__TASK OBJECTIVE__
Only the pictures are omitted; repeat all other data exactly.

___ MATERIAL

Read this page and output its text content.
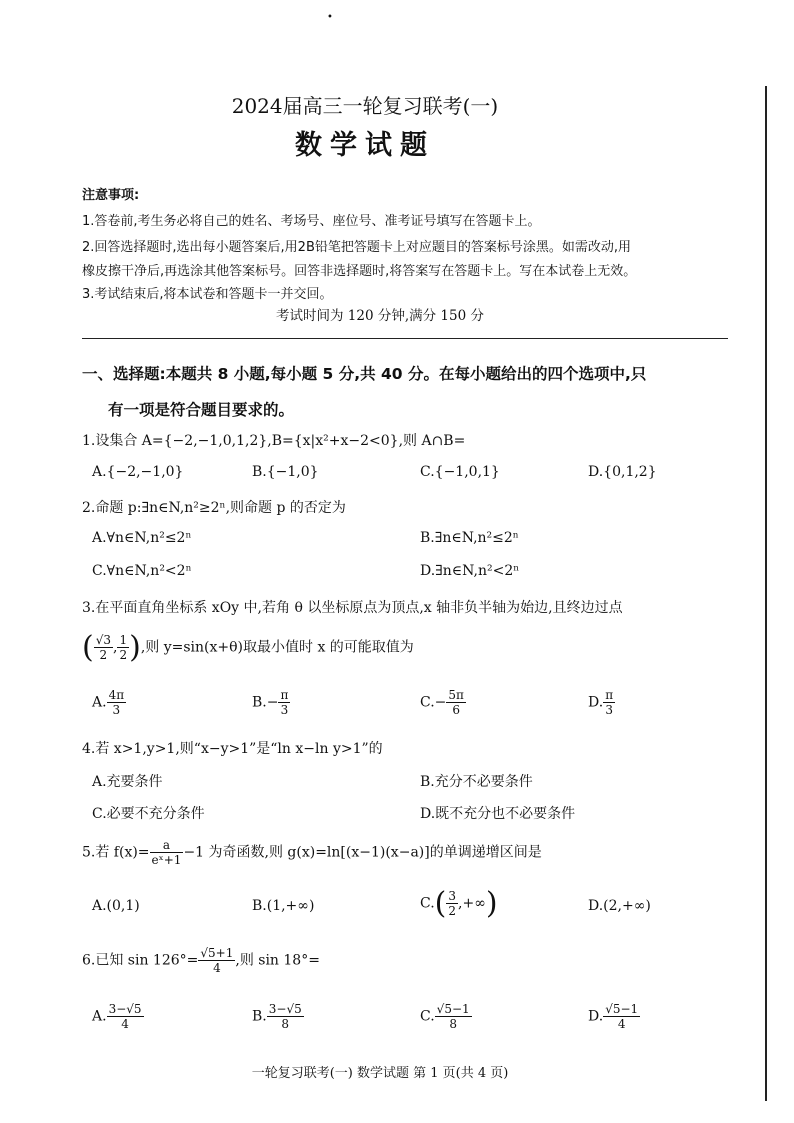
•
2024届高三一轮复习联考(一)
数学试题
注意事项:
1.答卷前,考生务必将自己的姓名、考场号、座位号、准考证号填写在答题卡上。
2.回答选择题时,选出每小题答案后,用2B铅笔把答题卡上对应题目的答案标号涂黑。如需改动,用
橡皮擦干净后,再选涂其他答案标号。回答非选择题时,将答案写在答题卡上。写在本试卷上无效。
3.考试结束后,将本试卷和答题卡一并交回。
考试时间为 120 分钟,满分 150 分
一、选择题:本题共 8 小题,每小题 5 分,共 40 分。在每小题给出的四个选项中,只
有一项是符合题目要求的。
1.设集合 A={−2,−1,0,1,2},B={x|x²+x−2<0},则 A∩B=
A.{−2,−1,0}	B.{−1,0}	C.{−1,0,1}	D.{0,1,2}
2.命题 p:∃n∈N,n²≥2ⁿ,则命题 p 的否定为
A.∀n∈N,n²≤2ⁿ	B.∃n∈N,n²≤2ⁿ
C.∀n∈N,n²<2ⁿ	D.∃n∈N,n²<2ⁿ
3.在平面直角坐标系 xOy 中,若角 θ 以坐标原点为顶点,x 轴非负半轴为始边,且终边过点
( $\frac{√3}{2}$ , $\frac{1}{2}$ ),则 y=sin(x+θ)取最小值时 x 的可能取值为
A. $\frac{4\pi}{3}$	$B.- \frac{\pi}{3}$	$C.- \frac{5\pi}{6}$	D. $\frac{\pi}{3}$
4.若 x>1,y>1,则“x−y>1”是“ln x−ln y>1”的
A.充要条件	B.充分不必要条件
C.必要不充分条件	D.既不充分也不必要条件
5.若 $f(x)= \frac{a}{\text{eˣ+1}} -1$ 为奇函数,则 g(x)=ln[(x−1)(x−a)]的单调递增区间是
A.(0,1)	B.(1,+∞)	$C.( \frac{3}{2}$ ,+∞)	D.(2,+∞)
6.已知 $\sin 126^\circ= \frac{√5+1}{4}$ ,则 sin 18°=
A. $\frac{3-√5}{4}$	B. $\frac{3-√5}{8}$	C. $\frac{√5-1}{8}$	D. $\frac{√5-1}{4}$
一轮复习联考(一) 数学试题 第 1 页(共 4 页)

______

__RESPONSE TO THE TASK__
Read this page and output its text content.
•
2024届高三一轮复习联考(一)
数学试题
注意事项:
1.答卷前,考生务必将自己的姓名、考场号、座位号、准考证号填写在答题卡上。
2.回答选择题时,选出每小题答案后,用2B铅笔把答题卡上对应题目的答案标号涂黑。如需改动,用
橡皮擦干净后,再选涂其他答案标号。回答非选择题时,将答案写在答题卡上。写在本试卷上无效。
3.考试结束后,将本试卷和答题卡一并交回。
考试时间为 120 分钟,满分 150 分
一、选择题:本题共 8 小题,每小题 5 分,共 40 分。在每小题给出的四个选项中,只
有一项是符合题目要求的。
1.设集合 A={−2,−1,0,1,2},B={x|x²+x−2<0},则 A∩B=
A.{−2,−1,0}	B.{−1,0}	C.{−1,0,1}	D.{0,1,2}
2.命题 p:∃n∈N,n²≥2ⁿ,则命题 p 的否定为
A.∀n∈N,n²≤2ⁿ	B.∃n∈N,n²≤2ⁿ
C.∀n∈N,n²<2ⁿ	D.∃n∈N,n²<2ⁿ
3.在平面直角坐标系 xOy 中,若角 θ 以坐标原点为顶点,x 轴非负半轴为始边,且终边过点
( $\frac{√3}{2}$ , $\frac{1}{2}$ ),则 y=sin(x+θ)取最小值时 x 的可能取值为
A. $\frac{4\pi}{3}$	$B.- \frac{\pi}{3}$	$C.- \frac{5\pi}{6}$	D. $\frac{\pi}{3}$
4.若 x>1,y>1,则“x−y>1”是“ln x−ln y>1”的
A.充要条件	B.充分不必要条件
C.必要不充分条件	D.既不充分也不必要条件
5.若 $f(x)= \frac{a}{\text{eˣ+1}} -1$ 为奇函数,则 g(x)=ln[(x−1)(x−a)]的单调递增区间是
A.(0,1)	B.(1,+∞)	$C.( \frac{3}{2}$ ,+∞)	D.(2,+∞)
6.已知 $\sin 126^\circ= \frac{√5+1}{4}$ ,则 sin 18°=
A. $\frac{3-√5}{4}$	B. $\frac{3-√5}{8}$	C. $\frac{√5-1}{8}$	D. $\frac{√5-1}{4}$
一轮复习联考(一) 数学试题 第 1 页(共 4 页)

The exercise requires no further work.